Task to complete. Print every record below exactly as written.

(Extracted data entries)
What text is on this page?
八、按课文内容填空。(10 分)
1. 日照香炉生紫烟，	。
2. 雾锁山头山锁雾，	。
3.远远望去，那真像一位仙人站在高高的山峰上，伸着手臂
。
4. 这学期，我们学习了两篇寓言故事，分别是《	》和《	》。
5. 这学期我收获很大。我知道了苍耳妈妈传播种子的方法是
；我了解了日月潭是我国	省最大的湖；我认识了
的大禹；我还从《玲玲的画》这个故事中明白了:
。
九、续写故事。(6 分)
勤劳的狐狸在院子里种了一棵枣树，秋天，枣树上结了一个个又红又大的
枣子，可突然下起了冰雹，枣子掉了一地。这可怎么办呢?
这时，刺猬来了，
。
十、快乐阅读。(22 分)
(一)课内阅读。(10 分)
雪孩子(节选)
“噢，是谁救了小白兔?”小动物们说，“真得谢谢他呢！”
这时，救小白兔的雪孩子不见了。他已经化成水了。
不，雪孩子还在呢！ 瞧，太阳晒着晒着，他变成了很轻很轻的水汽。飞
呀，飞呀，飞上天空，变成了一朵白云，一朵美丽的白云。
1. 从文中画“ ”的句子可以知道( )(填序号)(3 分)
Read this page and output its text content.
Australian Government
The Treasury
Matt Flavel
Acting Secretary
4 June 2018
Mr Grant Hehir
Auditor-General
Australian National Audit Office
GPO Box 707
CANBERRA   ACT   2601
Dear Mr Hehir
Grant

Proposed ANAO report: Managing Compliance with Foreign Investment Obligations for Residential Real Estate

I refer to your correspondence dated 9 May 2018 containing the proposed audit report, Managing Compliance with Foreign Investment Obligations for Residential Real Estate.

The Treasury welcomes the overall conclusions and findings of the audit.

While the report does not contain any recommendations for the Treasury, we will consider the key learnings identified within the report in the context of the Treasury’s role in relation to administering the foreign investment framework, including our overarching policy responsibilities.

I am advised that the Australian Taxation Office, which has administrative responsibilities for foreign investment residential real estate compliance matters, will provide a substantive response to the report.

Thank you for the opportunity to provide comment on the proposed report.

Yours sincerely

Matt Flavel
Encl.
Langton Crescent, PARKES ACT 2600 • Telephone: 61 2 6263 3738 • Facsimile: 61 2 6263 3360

Written solution.
What text is on this page?
八、按课文内容填空。(10 分)
1. 日照香炉生紫烟，	。
2. 雾锁山头山锁雾，	。
3.远远望去，那真像一位仙人站在高高的山峰上，伸着手臂
。
4. 这学期，我们学习了两篇寓言故事，分别是《	》和《	》。
5. 这学期我收获很大。我知道了苍耳妈妈传播种子的方法是
；我了解了日月潭是我国	省最大的湖；我认识了
的大禹；我还从《玲玲的画》这个故事中明白了:
。
九、续写故事。(6 分)
勤劳的狐狸在院子里种了一棵枣树，秋天，枣树上结了一个个又红又大的
枣子，可突然下起了冰雹，枣子掉了一地。这可怎么办呢?
这时，刺猬来了，
。
十、快乐阅读。(22 分)
(一)课内阅读。(10 分)
雪孩子(节选)
“噢，是谁救了小白兔?”小动物们说，“真得谢谢他呢！”
这时，救小白兔的雪孩子不见了。他已经化成水了。
不，雪孩子还在呢！ 瞧，太阳晒着晒着，他变成了很轻很轻的水汽。飞
呀，飞呀，飞上天空，变成了一朵白云，一朵美丽的白云。
1. 从文中画“ ”的句子可以知道( )(填序号)(3 分)
Read this page and output its text content.
Australian Government
The Treasury
Matt Flavel
Acting Secretary
4 June 2018
Mr Grant Hehir
Auditor-General
Australian National Audit Office
GPO Box 707
CANBERRA   ACT   2601
Dear Mr Hehir
Grant

Proposed ANAO report: Managing Compliance with Foreign Investment Obligations for Residential Real Estate

I refer to your correspondence dated 9 May 2018 containing the proposed audit report, Managing Compliance with Foreign Investment Obligations for Residential Real Estate.

The Treasury welcomes the overall conclusions and findings of the audit.

While the report does not contain any recommendations for the Treasury, we will consider the key learnings identified within the report in the context of the Treasury’s role in relation to administering the foreign investment framework, including our overarching policy responsibilities.

I am advised that the Australian Taxation Office, which has administrative responsibilities for foreign investment residential real estate compliance matters, will provide a substantive response to the report.

Thank you for the opportunity to provide comment on the proposed report.

Yours sincerely

Matt Flavel
Encl.
Langton Crescent, PARKES ACT 2600 • Telephone: 61 2 6263 3738 • Facsimile: 61 2 6263 3360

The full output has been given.